=== Prompt ===
Omit all images. Transcribe the rest of the material below exactly.

=== Input material ===
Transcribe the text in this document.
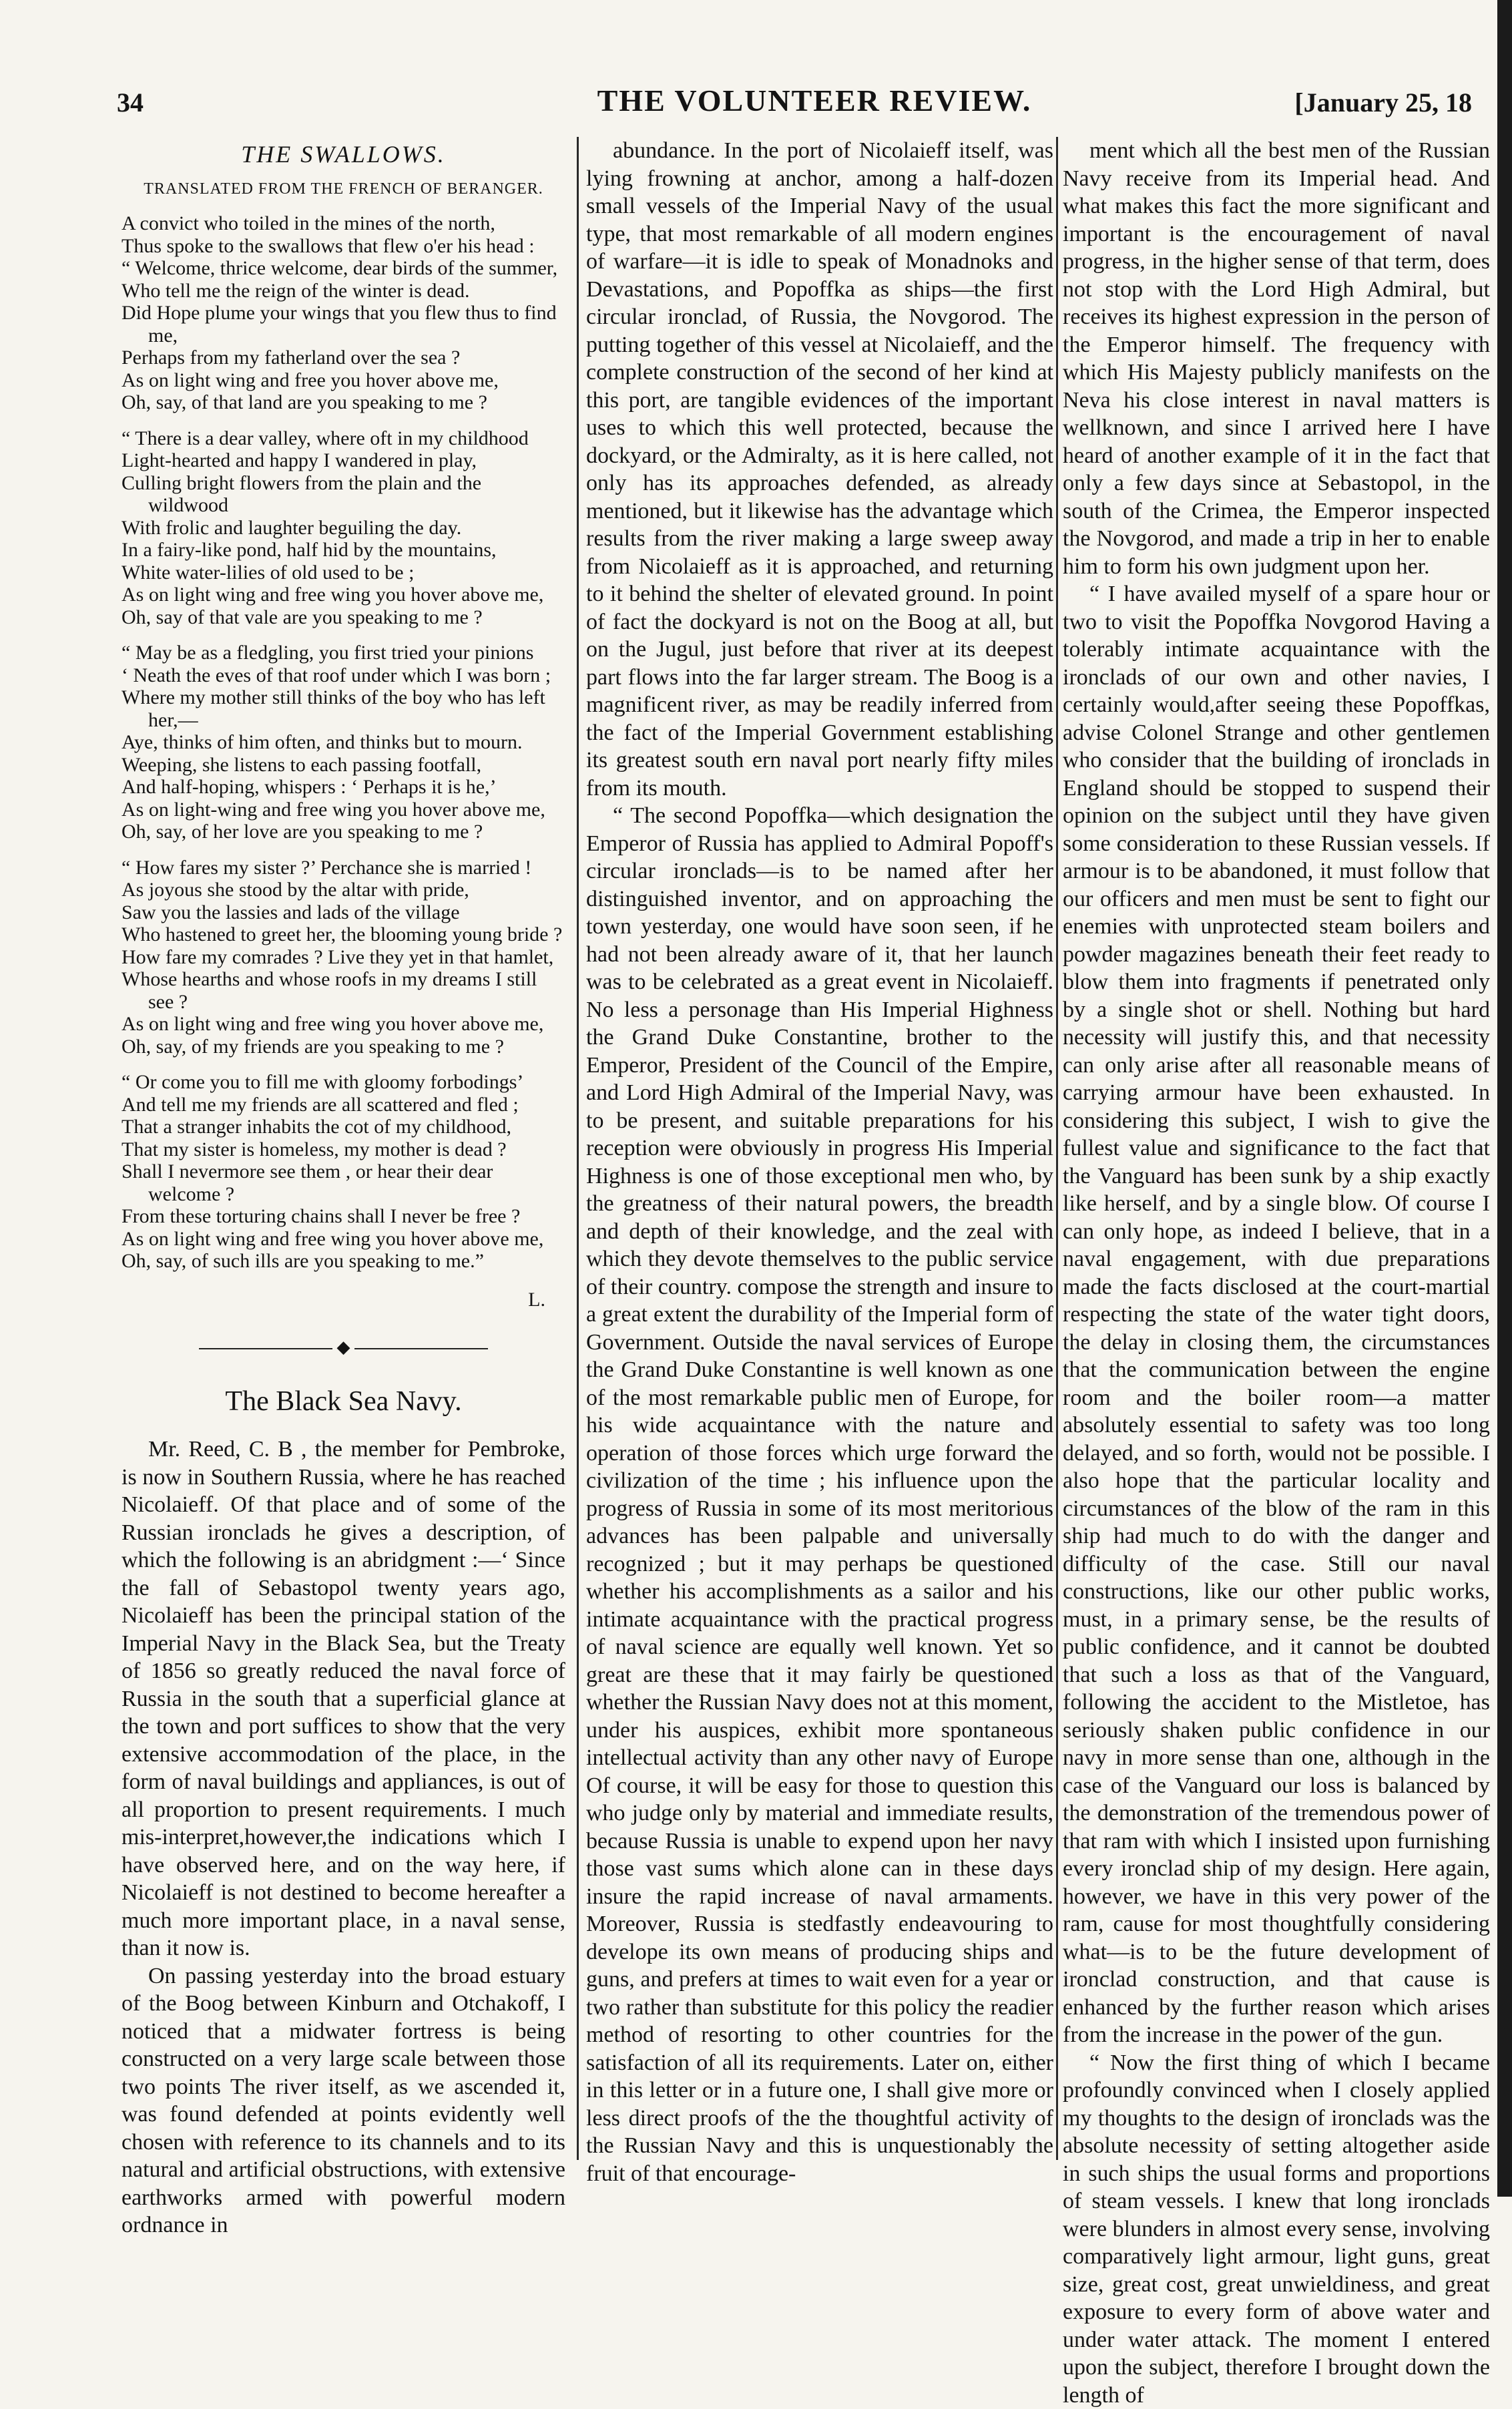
34	THE VOLUNTEER REVIEW.	[January 25, 18
THE SWALLOWS.
TRANSLATED FROM THE FRENCH OF BERANGER.
A convict who toiled in the mines of the north,
Thus spoke to the swallows that flew o'er his head :
“ Welcome, thrice welcome, dear birds of the summer,
Who tell me the reign of the winter is dead.
Did Hope plume your wings that you flew thus to find me,
Perhaps from my fatherland over the sea ?
As on light wing and free you hover above me,
Oh, say, of that land are you speaking to me ?
“ There is a dear valley, where oft in my childhood
Light-hearted and happy I wandered in play,
Culling bright flowers from the plain and the wildwood
With frolic and laughter beguiling the day.
In a fairy-like pond, half hid by the mountains,
White water-lilies of old used to be ;
As on light wing and free wing you hover above me,
Oh, say of that vale are you speaking to me ?
“ May be as a fledgling, you first tried your pinions
‘ Neath the eves of that roof under which I was born ;
Where my mother still thinks of the boy who has left her,—
Aye, thinks of him often, and thinks but to mourn.
Weeping, she listens to each passing footfall,
And half-hoping, whispers : ‘ Perhaps it is he,’
As on light-wing and free wing you hover above me,
Oh, say, of her love are you speaking to me ?
“ How fares my sister ?’ Perchance she is married !
As joyous she stood by the altar with pride,
Saw you the lassies and lads of the village
Who hastened to greet her, the blooming young bride ?
How fare my comrades ? Live they yet in that hamlet,
Whose hearths and whose roofs in my dreams I still see ?
As on light wing and free wing you hover above me,
Oh, say, of my friends are you speaking to me ?
“ Or come you to fill me with gloomy forbodings’
And tell me my friends are all scattered and fled ;
That a stranger inhabits the cot of my childhood,
That my sister is homeless, my mother is dead ?
Shall I nevermore see them , or hear their dear welcome ?
From these torturing chains shall I never be free ?
As on light wing and free wing you hover above me,
Oh, say, of such ills are you speaking to me.”
L.
◆
The Black Sea Navy.

Mr. Reed, C. B , the member for Pembroke, is now in Southern Russia, where he has reached Nicolaieff. Of that place and of some of the Russian ironclads he gives a description, of which the following is an abridgment :—‘ Since the fall of Sebastopol twenty years ago, Nicolaieff has been the principal station of the Imperial Navy in the Black Sea, but the Treaty of 1856 so greatly reduced the naval force of Russia in the south that a superficial glance at the town and port suffices to show that the very extensive accommodation of the place, in the form of naval buildings and appliances, is out of all proportion to present requirements. I much mis-interpret,however,the indications which I have observed here, and on the way here, if Nicolaieff is not destined to become hereafter a much more important place, in a naval sense, than it now is.

On passing yesterday into the broad estuary of the Boog between Kinburn and Otchakoff, I noticed that a midwater fortress is being constructed on a very large scale between those two points The river itself, as we ascended it, was found defended at points evidently well chosen with reference to its channels and to its natural and artificial obstructions, with extensive earthworks armed with powerful modern ordnance in

abundance. In the port of Nicolaieff itself, was lying frowning at anchor, among a half-dozen small vessels of the Imperial Navy of the usual type, that most remarkable of all modern engines of warfare—it is idle to speak of Monadnoks and Devastations, and Popoffka as ships—the first circular ironclad, of Russia, the Novgorod. The putting together of this vessel at Nicolaieff, and the complete construction of the second of her kind at this port, are tangible evidences of the important uses to which this well protected, because the dockyard, or the Admiralty, as it is here called, not only has its approaches defended, as already mentioned, but it likewise has the advantage which results from the river making a large sweep away from Nicolaieff as it is approached, and returning to it behind the shelter of elevated ground. In point of fact the dockyard is not on the Boog at all, but on the Jugul, just before that river at its deepest part flows into the far larger stream. The Boog is a magnificent river, as may be readily inferred from the fact of the Imperial Government establishing its greatest south ern naval port nearly fifty miles from its mouth.

“ The second Popoffka—which designation the Emperor of Russia has applied to Admiral Popoff's circular ironclads—is to be named after her distinguished inventor, and on approaching the town yesterday, one would have soon seen, if he had not been already aware of it, that her launch was to be celebrated as a great event in Nicolaieff. No less a personage than His Imperial Highness the Grand Duke Constantine, brother to the Emperor, President of the Council of the Empire, and Lord High Admiral of the Imperial Navy, was to be present, and suitable preparations for his reception were obviously in progress His Imperial Highness is one of those exceptional men who, by the greatness of their natural powers, the breadth and depth of their knowledge, and the zeal with which they devote themselves to the public service of their country. compose the strength and insure to a great extent the durability of the Imperial form of Government. Outside the naval services of Europe the Grand Duke Constantine is well known as one of the most remarkable public men of Europe, for his wide acquaintance with the nature and operation of those forces which urge forward the civilization of the time ; his influence upon the progress of Russia in some of its most meritorious advances has been palpable and universally recognized ; but it may perhaps be questioned whether his accomplishments as a sailor and his intimate acquaintance with the practical progress of naval science are equally well known. Yet so great are these that it may fairly be questioned whether the Russian Navy does not at this moment, under his auspices, exhibit more spontaneous intellectual activity than any other navy of Europe Of course, it will be easy for those to question this who judge only by material and immediate results, because Russia is unable to expend upon her navy those vast sums which alone can in these days insure the rapid increase of naval armaments. Moreover, Russia is stedfastly endeavouring to develope its own means of producing ships and guns, and prefers at times to wait even for a year or two rather than substitute for this policy the readier method of resorting to other countries for the satisfaction of all its requirements. Later on, either in this letter or in a future one, I shall give more or less direct proofs of the the thoughtful activity of the Russian Navy and this is unquestionably the fruit of that encourage-

ment which all the best men of the Russian Navy receive from its Imperial head. And what makes this fact the more significant and important is the encouragement of naval progress, in the higher sense of that term, does not stop with the Lord High Admiral, but receives its highest expression in the person of the Emperor himself. The frequency with which His Majesty publicly manifests on the Neva his close interest in naval matters is wellknown, and since I arrived here I have heard of another example of it in the fact that only a few days since at Sebastopol, in the south of the Crimea, the Emperor inspected the Novgorod, and made a trip in her to enable him to form his own judgment upon her.

“ I have availed myself of a spare hour or two to visit the Popoffka Novgorod Having a tolerably intimate acquaintance with the ironclads of our own and other navies, I certainly would,after seeing these Popoffkas, advise Colonel Strange and other gentlemen who consider that the building of ironclads in England should be stopped to suspend their opinion on the subject until they have given some consideration to these Russian vessels. If armour is to be abandoned, it must follow that our officers and men must be sent to fight our enemies with unprotected steam boilers and powder magazines beneath their feet ready to blow them into fragments if penetrated only by a single shot or shell. Nothing but hard necessity will justify this, and that necessity can only arise after all reasonable means of carrying armour have been exhausted. In considering this subject, I wish to give the fullest value and significance to the fact that the Vanguard has been sunk by a ship exactly like herself, and by a single blow. Of course I can only hope, as indeed I believe, that in a naval engagement, with due preparations made the facts disclosed at the court-martial respecting the state of the water tight doors, the delay in closing them, the circumstances that the communication between the engine room and the boiler room—a matter absolutely essential to safety was too long delayed, and so forth, would not be possible. I also hope that the particular locality and circumstances of the blow of the ram in this ship had much to do with the danger and difficulty of the case. Still our naval constructions, like our other public works, must, in a primary sense, be the results of public confidence, and it cannot be doubted that such a loss as that of the Vanguard, following the accident to the Mistletoe, has seriously shaken public confidence in our navy in more sense than one, although in the case of the Vanguard our loss is balanced by the demonstration of the tremendous power of that ram with which I insisted upon furnishing every ironclad ship of my design. Here again, however, we have in this very power of the ram, cause for most thoughtfully considering what—is to be the future development of ironclad construction, and that cause is enhanced by the further reason which arises from the increase in the power of the gun.

“ Now the first thing of which I became profoundly convinced when I closely applied my thoughts to the design of ironclads was the absolute necessity of setting altogether aside in such ships the usual forms and proportions of steam vessels. I knew that long ironclads were blunders in almost every sense, involving comparatively light armour, light guns, great size, great cost, great unwieldiness, and great exposure to every form of above water and under water attack. The moment I entered upon the subject, therefore I brought down the length of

=== Answer to the problem ===
Transcribe the text in this document.
34	THE VOLUNTEER REVIEW.	[January 25, 18
THE SWALLOWS.
TRANSLATED FROM THE FRENCH OF BERANGER.
A convict who toiled in the mines of the north,
Thus spoke to the swallows that flew o'er his head :
“ Welcome, thrice welcome, dear birds of the summer,
Who tell me the reign of the winter is dead.
Did Hope plume your wings that you flew thus to find me,
Perhaps from my fatherland over the sea ?
As on light wing and free you hover above me,
Oh, say, of that land are you speaking to me ?
“ There is a dear valley, where oft in my childhood
Light-hearted and happy I wandered in play,
Culling bright flowers from the plain and the wildwood
With frolic and laughter beguiling the day.
In a fairy-like pond, half hid by the mountains,
White water-lilies of old used to be ;
As on light wing and free wing you hover above me,
Oh, say of that vale are you speaking to me ?
“ May be as a fledgling, you first tried your pinions
‘ Neath the eves of that roof under which I was born ;
Where my mother still thinks of the boy who has left her,—
Aye, thinks of him often, and thinks but to mourn.
Weeping, she listens to each passing footfall,
And half-hoping, whispers : ‘ Perhaps it is he,’
As on light-wing and free wing you hover above me,
Oh, say, of her love are you speaking to me ?
“ How fares my sister ?’ Perchance she is married !
As joyous she stood by the altar with pride,
Saw you the lassies and lads of the village
Who hastened to greet her, the blooming young bride ?
How fare my comrades ? Live they yet in that hamlet,
Whose hearths and whose roofs in my dreams I still see ?
As on light wing and free wing you hover above me,
Oh, say, of my friends are you speaking to me ?
“ Or come you to fill me with gloomy forbodings’
And tell me my friends are all scattered and fled ;
That a stranger inhabits the cot of my childhood,
That my sister is homeless, my mother is dead ?
Shall I nevermore see them , or hear their dear welcome ?
From these torturing chains shall I never be free ?
As on light wing and free wing you hover above me,
Oh, say, of such ills are you speaking to me.”
L.
◆
The Black Sea Navy.

Mr. Reed, C. B , the member for Pembroke, is now in Southern Russia, where he has reached Nicolaieff. Of that place and of some of the Russian ironclads he gives a description, of which the following is an abridgment :—‘ Since the fall of Sebastopol twenty years ago, Nicolaieff has been the principal station of the Imperial Navy in the Black Sea, but the Treaty of 1856 so greatly reduced the naval force of Russia in the south that a superficial glance at the town and port suffices to show that the very extensive accommodation of the place, in the form of naval buildings and appliances, is out of all proportion to present requirements. I much mis-interpret,however,the indications which I have observed here, and on the way here, if Nicolaieff is not destined to become hereafter a much more important place, in a naval sense, than it now is.

On passing yesterday into the broad estuary of the Boog between Kinburn and Otchakoff, I noticed that a midwater fortress is being constructed on a very large scale between those two points The river itself, as we ascended it, was found defended at points evidently well chosen with reference to its channels and to its natural and artificial obstructions, with extensive earthworks armed with powerful modern ordnance in

abundance. In the port of Nicolaieff itself, was lying frowning at anchor, among a half-dozen small vessels of the Imperial Navy of the usual type, that most remarkable of all modern engines of warfare—it is idle to speak of Monadnoks and Devastations, and Popoffka as ships—the first circular ironclad, of Russia, the Novgorod. The putting together of this vessel at Nicolaieff, and the complete construction of the second of her kind at this port, are tangible evidences of the important uses to which this well protected, because the dockyard, or the Admiralty, as it is here called, not only has its approaches defended, as already mentioned, but it likewise has the advantage which results from the river making a large sweep away from Nicolaieff as it is approached, and returning to it behind the shelter of elevated ground. In point of fact the dockyard is not on the Boog at all, but on the Jugul, just before that river at its deepest part flows into the far larger stream. The Boog is a magnificent river, as may be readily inferred from the fact of the Imperial Government establishing its greatest south ern naval port nearly fifty miles from its mouth.

“ The second Popoffka—which designation the Emperor of Russia has applied to Admiral Popoff's circular ironclads—is to be named after her distinguished inventor, and on approaching the town yesterday, one would have soon seen, if he had not been already aware of it, that her launch was to be celebrated as a great event in Nicolaieff. No less a personage than His Imperial Highness the Grand Duke Constantine, brother to the Emperor, President of the Council of the Empire, and Lord High Admiral of the Imperial Navy, was to be present, and suitable preparations for his reception were obviously in progress His Imperial Highness is one of those exceptional men who, by the greatness of their natural powers, the breadth and depth of their knowledge, and the zeal with which they devote themselves to the public service of their country. compose the strength and insure to a great extent the durability of the Imperial form of Government. Outside the naval services of Europe the Grand Duke Constantine is well known as one of the most remarkable public men of Europe, for his wide acquaintance with the nature and operation of those forces which urge forward the civilization of the time ; his influence upon the progress of Russia in some of its most meritorious advances has been palpable and universally recognized ; but it may perhaps be questioned whether his accomplishments as a sailor and his intimate acquaintance with the practical progress of naval science are equally well known. Yet so great are these that it may fairly be questioned whether the Russian Navy does not at this moment, under his auspices, exhibit more spontaneous intellectual activity than any other navy of Europe Of course, it will be easy for those to question this who judge only by material and immediate results, because Russia is unable to expend upon her navy those vast sums which alone can in these days insure the rapid increase of naval armaments. Moreover, Russia is stedfastly endeavouring to develope its own means of producing ships and guns, and prefers at times to wait even for a year or two rather than substitute for this policy the readier method of resorting to other countries for the satisfaction of all its requirements. Later on, either in this letter or in a future one, I shall give more or less direct proofs of the the thoughtful activity of the Russian Navy and this is unquestionably the fruit of that encourage-

ment which all the best men of the Russian Navy receive from its Imperial head. And what makes this fact the more significant and important is the encouragement of naval progress, in the higher sense of that term, does not stop with the Lord High Admiral, but receives its highest expression in the person of the Emperor himself. The frequency with which His Majesty publicly manifests on the Neva his close interest in naval matters is wellknown, and since I arrived here I have heard of another example of it in the fact that only a few days since at Sebastopol, in the south of the Crimea, the Emperor inspected the Novgorod, and made a trip in her to enable him to form his own judgment upon her.

“ I have availed myself of a spare hour or two to visit the Popoffka Novgorod Having a tolerably intimate acquaintance with the ironclads of our own and other navies, I certainly would,after seeing these Popoffkas, advise Colonel Strange and other gentlemen who consider that the building of ironclads in England should be stopped to suspend their opinion on the subject until they have given some consideration to these Russian vessels. If armour is to be abandoned, it must follow that our officers and men must be sent to fight our enemies with unprotected steam boilers and powder magazines beneath their feet ready to blow them into fragments if penetrated only by a single shot or shell. Nothing but hard necessity will justify this, and that necessity can only arise after all reasonable means of carrying armour have been exhausted. In considering this subject, I wish to give the fullest value and significance to the fact that the Vanguard has been sunk by a ship exactly like herself, and by a single blow. Of course I can only hope, as indeed I believe, that in a naval engagement, with due preparations made the facts disclosed at the court-martial respecting the state of the water tight doors, the delay in closing them, the circumstances that the communication between the engine room and the boiler room—a matter absolutely essential to safety was too long delayed, and so forth, would not be possible. I also hope that the particular locality and circumstances of the blow of the ram in this ship had much to do with the danger and difficulty of the case. Still our naval constructions, like our other public works, must, in a primary sense, be the results of public confidence, and it cannot be doubted that such a loss as that of the Vanguard, following the accident to the Mistletoe, has seriously shaken public confidence in our navy in more sense than one, although in the case of the Vanguard our loss is balanced by the demonstration of the tremendous power of that ram with which I insisted upon furnishing every ironclad ship of my design. Here again, however, we have in this very power of the ram, cause for most thoughtfully considering what—is to be the future development of ironclad construction, and that cause is enhanced by the further reason which arises from the increase in the power of the gun.

“ Now the first thing of which I became profoundly convinced when I closely applied my thoughts to the design of ironclads was the absolute necessity of setting altogether aside in such ships the usual forms and proportions of steam vessels. I knew that long ironclads were blunders in almost every sense, involving comparatively light armour, light guns, great size, great cost, great unwieldiness, and great exposure to every form of above water and under water attack. The moment I entered upon the subject, therefore I brought down the length of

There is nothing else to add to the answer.